Aim: Write out every line of the data below word for word, leaving out the pictures.

[Element location data]
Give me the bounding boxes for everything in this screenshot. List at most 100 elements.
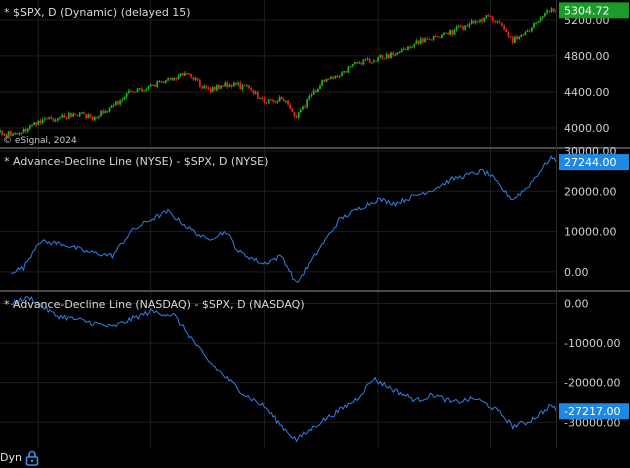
candle bbox=[141, 86, 143, 93]
candle bbox=[419, 36, 422, 46]
candle bbox=[289, 102, 292, 111]
candle bbox=[224, 80, 227, 88]
candle bbox=[252, 89, 255, 96]
series-line bbox=[10, 295, 557, 443]
candle bbox=[74, 113, 77, 116]
candle bbox=[14, 131, 17, 136]
candle bbox=[341, 71, 343, 77]
candle bbox=[413, 43, 416, 49]
candle bbox=[54, 118, 57, 123]
candle bbox=[76, 114, 79, 117]
series-line bbox=[11, 155, 557, 283]
candle bbox=[505, 27, 508, 33]
candle bbox=[237, 80, 240, 87]
candle bbox=[26, 127, 29, 134]
candle bbox=[518, 35, 521, 40]
last-value-label: 5304.72 bbox=[564, 4, 610, 17]
candle bbox=[169, 77, 172, 81]
candle bbox=[287, 99, 289, 107]
candle bbox=[9, 129, 12, 137]
candle bbox=[377, 56, 379, 64]
candle bbox=[228, 83, 231, 88]
candle bbox=[138, 87, 141, 91]
candle bbox=[472, 19, 475, 25]
y-tick-label: 4400.00 bbox=[564, 86, 610, 99]
candle bbox=[61, 113, 64, 119]
candle bbox=[203, 84, 206, 89]
candle bbox=[312, 88, 315, 95]
candle bbox=[230, 83, 233, 89]
watermark-text: © eSignal, 2024 bbox=[3, 136, 77, 146]
candle bbox=[91, 116, 94, 121]
candle bbox=[334, 75, 337, 80]
candle bbox=[272, 98, 274, 104]
candle bbox=[43, 116, 46, 122]
candle bbox=[356, 61, 358, 64]
candle bbox=[375, 60, 377, 62]
candle bbox=[226, 81, 229, 90]
candle bbox=[37, 120, 40, 126]
candle bbox=[522, 33, 525, 36]
candle bbox=[409, 45, 411, 50]
candle bbox=[149, 83, 152, 88]
candle bbox=[112, 103, 115, 108]
candle bbox=[332, 75, 335, 80]
candle bbox=[65, 116, 68, 120]
candle bbox=[453, 28, 456, 36]
candle bbox=[245, 83, 248, 88]
candle bbox=[351, 63, 354, 68]
candle bbox=[7, 130, 10, 137]
candle bbox=[145, 87, 148, 92]
last-value-badge: -27217.00 bbox=[559, 403, 629, 420]
pane-3: 0.00 -10000.00 -20000.00 -30000.00 * Advance… bbox=[0, 292, 629, 448]
candle bbox=[368, 57, 371, 64]
candle bbox=[394, 52, 397, 56]
candle bbox=[196, 77, 199, 82]
candle bbox=[291, 107, 294, 113]
candle bbox=[41, 117, 44, 125]
padlock-icon[interactable] bbox=[25, 450, 39, 466]
candle bbox=[321, 79, 324, 87]
candle bbox=[186, 72, 188, 76]
candle bbox=[385, 51, 388, 60]
candle bbox=[445, 32, 447, 34]
candle bbox=[470, 18, 473, 25]
candle bbox=[12, 132, 14, 137]
candle bbox=[201, 85, 203, 90]
candle bbox=[379, 53, 382, 59]
candle bbox=[500, 21, 503, 27]
candle bbox=[108, 106, 111, 113]
candle bbox=[106, 110, 109, 114]
candle bbox=[46, 116, 48, 120]
last-value-label: 27244.00 bbox=[564, 156, 617, 169]
candle bbox=[102, 108, 105, 115]
candle bbox=[372, 58, 375, 63]
candle bbox=[466, 23, 469, 27]
candle bbox=[143, 89, 146, 92]
y-tick-label: 0.00 bbox=[564, 297, 589, 310]
candle bbox=[520, 33, 523, 39]
candle bbox=[256, 89, 259, 100]
candle bbox=[198, 78, 201, 89]
last-value-badge: 27244.00 bbox=[559, 154, 629, 171]
candle bbox=[323, 79, 326, 83]
candle bbox=[447, 31, 449, 35]
candle bbox=[441, 33, 443, 39]
dynamic-mode-label[interactable]: Dyn bbox=[0, 451, 22, 464]
candle bbox=[531, 26, 533, 33]
candle bbox=[319, 83, 321, 90]
candle bbox=[455, 24, 458, 32]
candle bbox=[434, 34, 437, 38]
candle bbox=[548, 10, 551, 13]
candle bbox=[194, 76, 197, 82]
candle bbox=[362, 58, 365, 66]
candle bbox=[209, 86, 212, 95]
candle bbox=[415, 38, 418, 45]
candle bbox=[232, 81, 235, 87]
candle bbox=[20, 132, 23, 136]
candle bbox=[404, 47, 407, 51]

Completed exercise:
Give me the bounding boxes for everything in this screenshot. List at most 100 elements.
candle bbox=[141, 86, 143, 93]
candle bbox=[419, 36, 422, 46]
candle bbox=[289, 102, 292, 111]
candle bbox=[224, 80, 227, 88]
candle bbox=[252, 89, 255, 96]
series-line bbox=[10, 295, 557, 443]
candle bbox=[74, 113, 77, 116]
candle bbox=[14, 131, 17, 136]
candle bbox=[341, 71, 343, 77]
candle bbox=[413, 43, 416, 49]
candle bbox=[54, 118, 57, 123]
candle bbox=[76, 114, 79, 117]
series-line bbox=[11, 155, 557, 283]
candle bbox=[505, 27, 508, 33]
candle bbox=[237, 80, 240, 87]
candle bbox=[26, 127, 29, 134]
candle bbox=[518, 35, 521, 40]
last-value-label: 5304.72 bbox=[564, 4, 610, 17]
candle bbox=[169, 77, 172, 81]
candle bbox=[287, 99, 289, 107]
candle bbox=[9, 129, 12, 137]
candle bbox=[377, 56, 379, 64]
candle bbox=[228, 83, 231, 88]
candle bbox=[138, 87, 141, 91]
candle bbox=[472, 19, 475, 25]
y-tick-label: 4400.00 bbox=[564, 86, 610, 99]
candle bbox=[61, 113, 64, 119]
candle bbox=[203, 84, 206, 89]
candle bbox=[312, 88, 315, 95]
candle bbox=[230, 83, 233, 89]
watermark-text: © eSignal, 2024 bbox=[3, 136, 77, 146]
candle bbox=[91, 116, 94, 121]
candle bbox=[334, 75, 337, 80]
candle bbox=[272, 98, 274, 104]
candle bbox=[43, 116, 46, 122]
candle bbox=[356, 61, 358, 64]
candle bbox=[375, 60, 377, 62]
candle bbox=[226, 81, 229, 90]
candle bbox=[37, 120, 40, 126]
candle bbox=[522, 33, 525, 36]
candle bbox=[409, 45, 411, 50]
candle bbox=[149, 83, 152, 88]
candle bbox=[112, 103, 115, 108]
candle bbox=[332, 75, 335, 80]
candle bbox=[65, 116, 68, 120]
candle bbox=[453, 28, 456, 36]
candle bbox=[245, 83, 248, 88]
candle bbox=[351, 63, 354, 68]
candle bbox=[7, 130, 10, 137]
candle bbox=[145, 87, 148, 92]
last-value-badge: -27217.00 bbox=[559, 403, 629, 420]
pane-3: 0.00 -10000.00 -20000.00 -30000.00 * Advance… bbox=[0, 292, 629, 448]
candle bbox=[368, 57, 371, 64]
candle bbox=[394, 52, 397, 56]
candle bbox=[196, 77, 199, 82]
candle bbox=[291, 107, 294, 113]
candle bbox=[41, 117, 44, 125]
padlock-icon[interactable] bbox=[25, 450, 39, 466]
candle bbox=[321, 79, 324, 87]
candle bbox=[186, 72, 188, 76]
candle bbox=[385, 51, 388, 60]
candle bbox=[445, 32, 447, 34]
candle bbox=[470, 18, 473, 25]
candle bbox=[12, 132, 14, 137]
candle bbox=[201, 85, 203, 90]
candle bbox=[379, 53, 382, 59]
candle bbox=[500, 21, 503, 27]
candle bbox=[108, 106, 111, 113]
candle bbox=[106, 110, 109, 114]
candle bbox=[46, 116, 48, 120]
last-value-label: 27244.00 bbox=[564, 156, 617, 169]
candle bbox=[102, 108, 105, 115]
candle bbox=[372, 58, 375, 63]
candle bbox=[466, 23, 469, 27]
candle bbox=[143, 89, 146, 92]
y-tick-label: 0.00 bbox=[564, 297, 589, 310]
candle bbox=[520, 33, 523, 39]
candle bbox=[256, 89, 259, 100]
candle bbox=[198, 78, 201, 89]
last-value-badge: 27244.00 bbox=[559, 154, 629, 171]
candle bbox=[323, 79, 326, 83]
candle bbox=[447, 31, 449, 35]
candle bbox=[441, 33, 443, 39]
dynamic-mode-label[interactable]: Dyn bbox=[0, 451, 22, 464]
candle bbox=[531, 26, 533, 33]
candle bbox=[319, 83, 321, 90]
candle bbox=[455, 24, 458, 32]
candle bbox=[434, 34, 437, 38]
candle bbox=[548, 10, 551, 13]
candle bbox=[194, 76, 197, 82]
candle bbox=[362, 58, 365, 66]
candle bbox=[209, 86, 212, 95]
candle bbox=[415, 38, 418, 45]
candle bbox=[232, 81, 235, 87]
candle bbox=[20, 132, 23, 136]
candle bbox=[404, 47, 407, 51]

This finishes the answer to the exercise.